- _Supplied records_
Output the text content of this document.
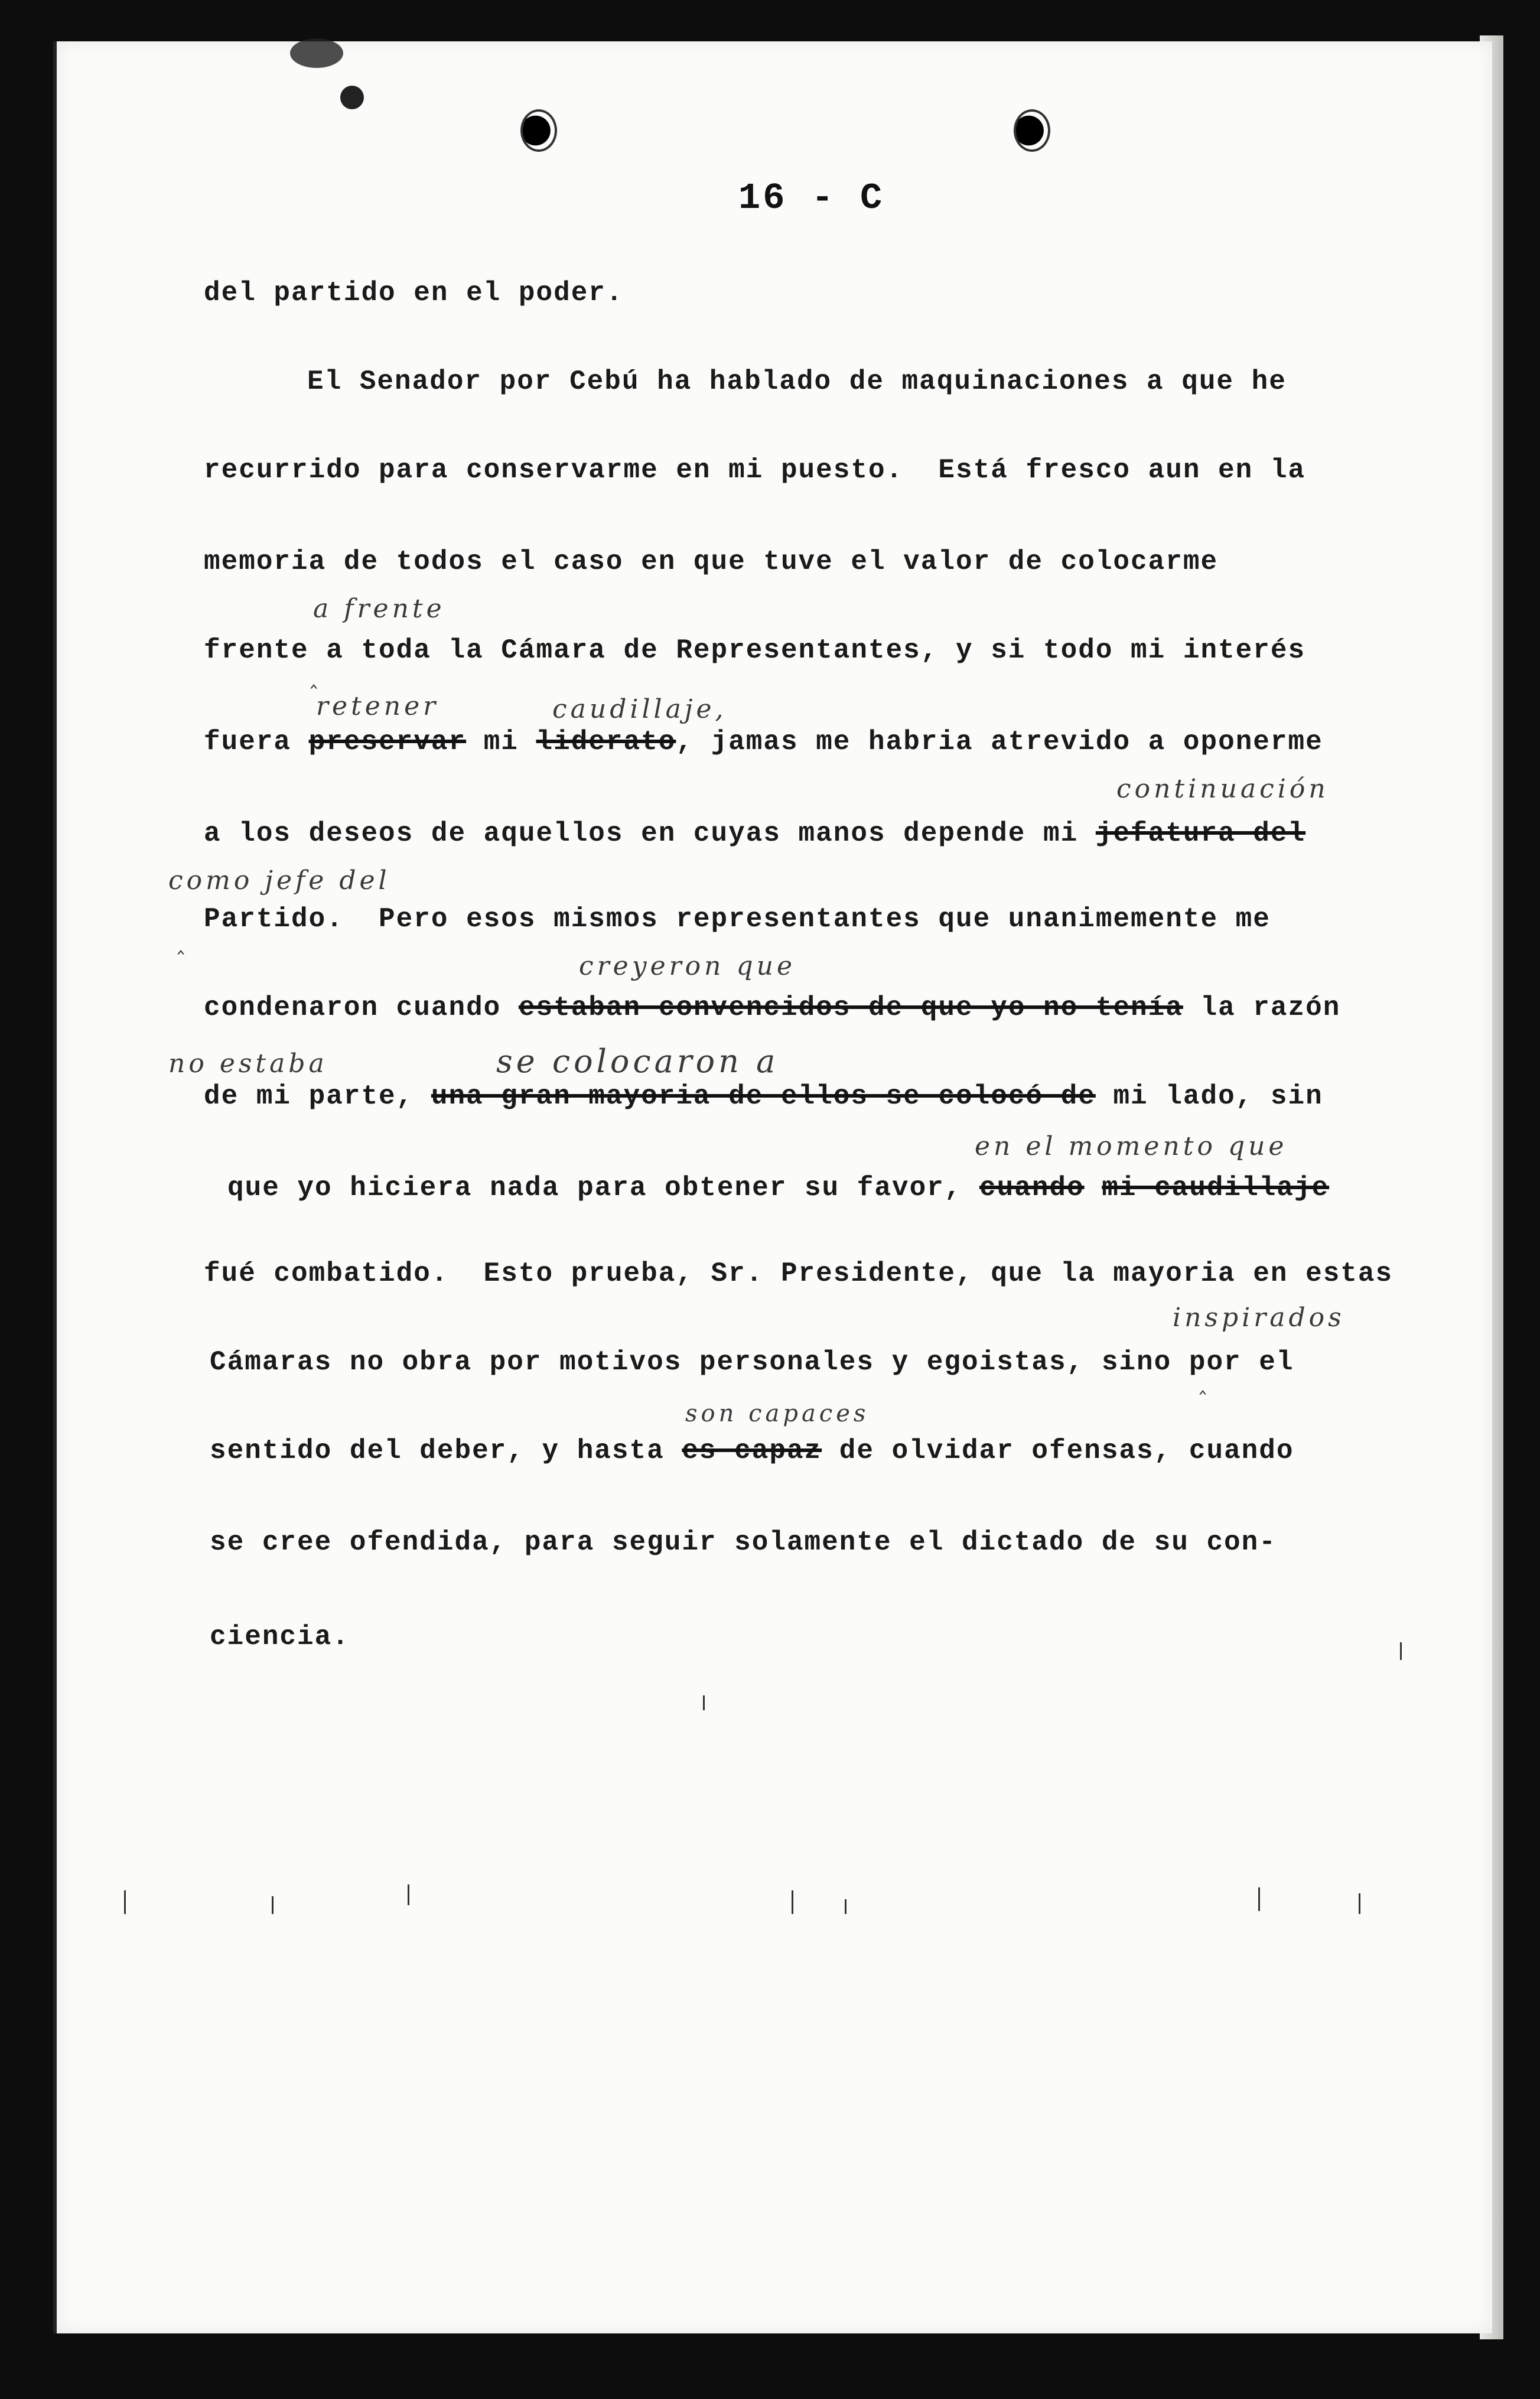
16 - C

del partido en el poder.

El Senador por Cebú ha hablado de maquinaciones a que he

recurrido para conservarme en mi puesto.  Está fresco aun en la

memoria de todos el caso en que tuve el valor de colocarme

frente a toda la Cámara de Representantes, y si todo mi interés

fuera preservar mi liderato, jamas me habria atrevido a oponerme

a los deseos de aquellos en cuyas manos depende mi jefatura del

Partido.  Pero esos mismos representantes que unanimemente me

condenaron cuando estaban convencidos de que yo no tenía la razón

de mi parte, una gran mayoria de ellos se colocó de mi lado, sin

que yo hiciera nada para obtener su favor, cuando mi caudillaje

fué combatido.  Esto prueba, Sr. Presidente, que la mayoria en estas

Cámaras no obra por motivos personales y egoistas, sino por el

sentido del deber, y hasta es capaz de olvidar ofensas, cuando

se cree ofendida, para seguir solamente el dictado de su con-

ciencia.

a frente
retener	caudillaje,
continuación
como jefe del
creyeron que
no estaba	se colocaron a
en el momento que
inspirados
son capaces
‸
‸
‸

* * *

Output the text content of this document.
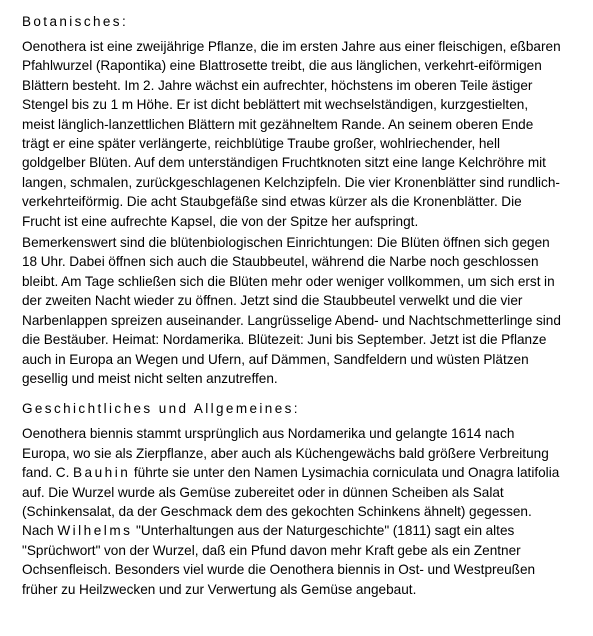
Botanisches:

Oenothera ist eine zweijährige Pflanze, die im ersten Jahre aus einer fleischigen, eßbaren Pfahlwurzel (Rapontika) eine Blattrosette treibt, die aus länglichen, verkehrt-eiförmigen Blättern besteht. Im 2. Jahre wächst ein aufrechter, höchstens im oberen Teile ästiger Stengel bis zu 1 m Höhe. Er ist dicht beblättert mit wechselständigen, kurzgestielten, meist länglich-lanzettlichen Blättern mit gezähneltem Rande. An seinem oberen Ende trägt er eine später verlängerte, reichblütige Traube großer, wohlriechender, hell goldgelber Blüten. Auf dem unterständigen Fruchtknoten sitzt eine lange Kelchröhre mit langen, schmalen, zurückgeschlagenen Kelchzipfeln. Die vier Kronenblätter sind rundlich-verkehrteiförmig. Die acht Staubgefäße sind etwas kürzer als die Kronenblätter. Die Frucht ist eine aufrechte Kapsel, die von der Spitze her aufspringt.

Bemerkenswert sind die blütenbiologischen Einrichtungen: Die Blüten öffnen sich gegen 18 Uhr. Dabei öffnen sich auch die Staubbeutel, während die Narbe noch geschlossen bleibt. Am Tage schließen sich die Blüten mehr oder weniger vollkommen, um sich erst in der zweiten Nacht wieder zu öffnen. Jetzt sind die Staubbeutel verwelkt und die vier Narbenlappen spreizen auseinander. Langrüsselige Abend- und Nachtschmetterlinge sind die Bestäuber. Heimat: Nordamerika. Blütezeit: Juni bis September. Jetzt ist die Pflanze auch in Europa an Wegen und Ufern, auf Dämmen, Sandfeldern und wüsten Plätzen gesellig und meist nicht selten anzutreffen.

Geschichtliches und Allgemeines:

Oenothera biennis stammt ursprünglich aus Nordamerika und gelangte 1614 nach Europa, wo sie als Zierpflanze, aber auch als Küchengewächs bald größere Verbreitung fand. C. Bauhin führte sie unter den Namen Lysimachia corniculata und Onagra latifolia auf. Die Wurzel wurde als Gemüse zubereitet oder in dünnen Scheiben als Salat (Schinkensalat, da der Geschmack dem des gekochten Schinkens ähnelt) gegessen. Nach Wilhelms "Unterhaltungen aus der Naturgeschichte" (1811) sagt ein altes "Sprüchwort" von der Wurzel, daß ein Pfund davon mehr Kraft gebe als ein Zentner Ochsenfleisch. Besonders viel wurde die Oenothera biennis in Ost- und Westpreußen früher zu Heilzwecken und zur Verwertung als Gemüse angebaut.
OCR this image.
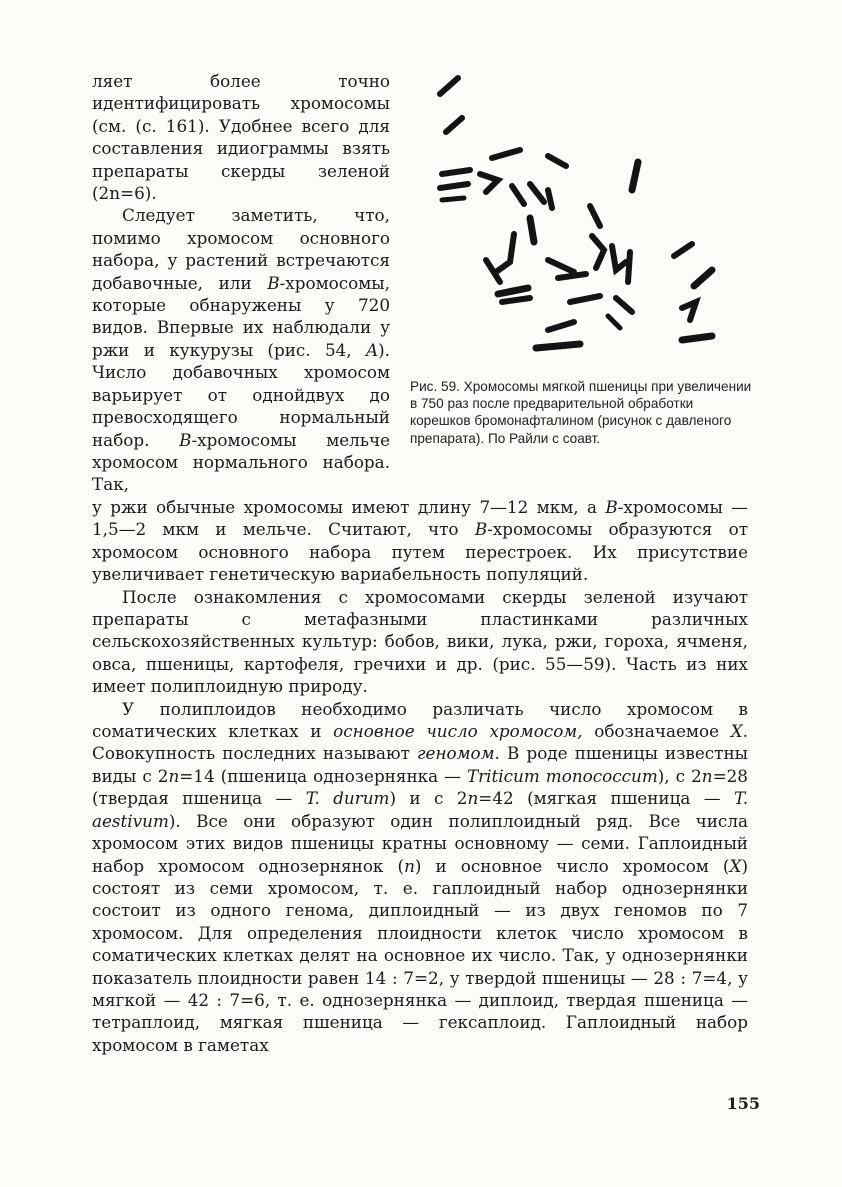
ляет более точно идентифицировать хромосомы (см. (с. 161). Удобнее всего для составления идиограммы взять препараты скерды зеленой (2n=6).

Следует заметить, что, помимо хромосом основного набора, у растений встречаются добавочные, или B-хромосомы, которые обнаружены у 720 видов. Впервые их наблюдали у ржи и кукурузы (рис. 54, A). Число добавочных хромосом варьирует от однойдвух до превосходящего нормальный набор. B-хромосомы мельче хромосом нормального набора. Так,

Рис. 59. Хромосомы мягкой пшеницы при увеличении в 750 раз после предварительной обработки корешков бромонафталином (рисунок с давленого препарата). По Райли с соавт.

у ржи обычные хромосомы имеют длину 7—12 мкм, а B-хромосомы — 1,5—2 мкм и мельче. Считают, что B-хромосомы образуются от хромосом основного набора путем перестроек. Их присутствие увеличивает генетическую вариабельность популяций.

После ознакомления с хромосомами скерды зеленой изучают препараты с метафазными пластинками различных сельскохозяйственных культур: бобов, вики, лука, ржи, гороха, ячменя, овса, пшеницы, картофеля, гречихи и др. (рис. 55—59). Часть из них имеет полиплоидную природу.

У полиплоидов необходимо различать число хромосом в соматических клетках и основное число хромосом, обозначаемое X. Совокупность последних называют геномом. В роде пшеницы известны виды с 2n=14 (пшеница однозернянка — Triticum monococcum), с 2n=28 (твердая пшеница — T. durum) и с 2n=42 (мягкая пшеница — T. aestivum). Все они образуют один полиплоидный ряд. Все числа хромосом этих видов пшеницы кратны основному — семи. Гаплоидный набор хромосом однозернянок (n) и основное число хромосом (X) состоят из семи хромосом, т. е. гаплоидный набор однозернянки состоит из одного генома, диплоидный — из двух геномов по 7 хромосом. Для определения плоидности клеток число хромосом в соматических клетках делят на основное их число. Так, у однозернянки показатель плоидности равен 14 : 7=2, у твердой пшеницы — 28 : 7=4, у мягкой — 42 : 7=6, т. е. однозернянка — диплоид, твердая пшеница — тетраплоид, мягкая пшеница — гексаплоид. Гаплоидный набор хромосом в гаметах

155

- _Aim_
Say how many lines in this material hold "препараты", and say nothing else.

- _Exercise output_
2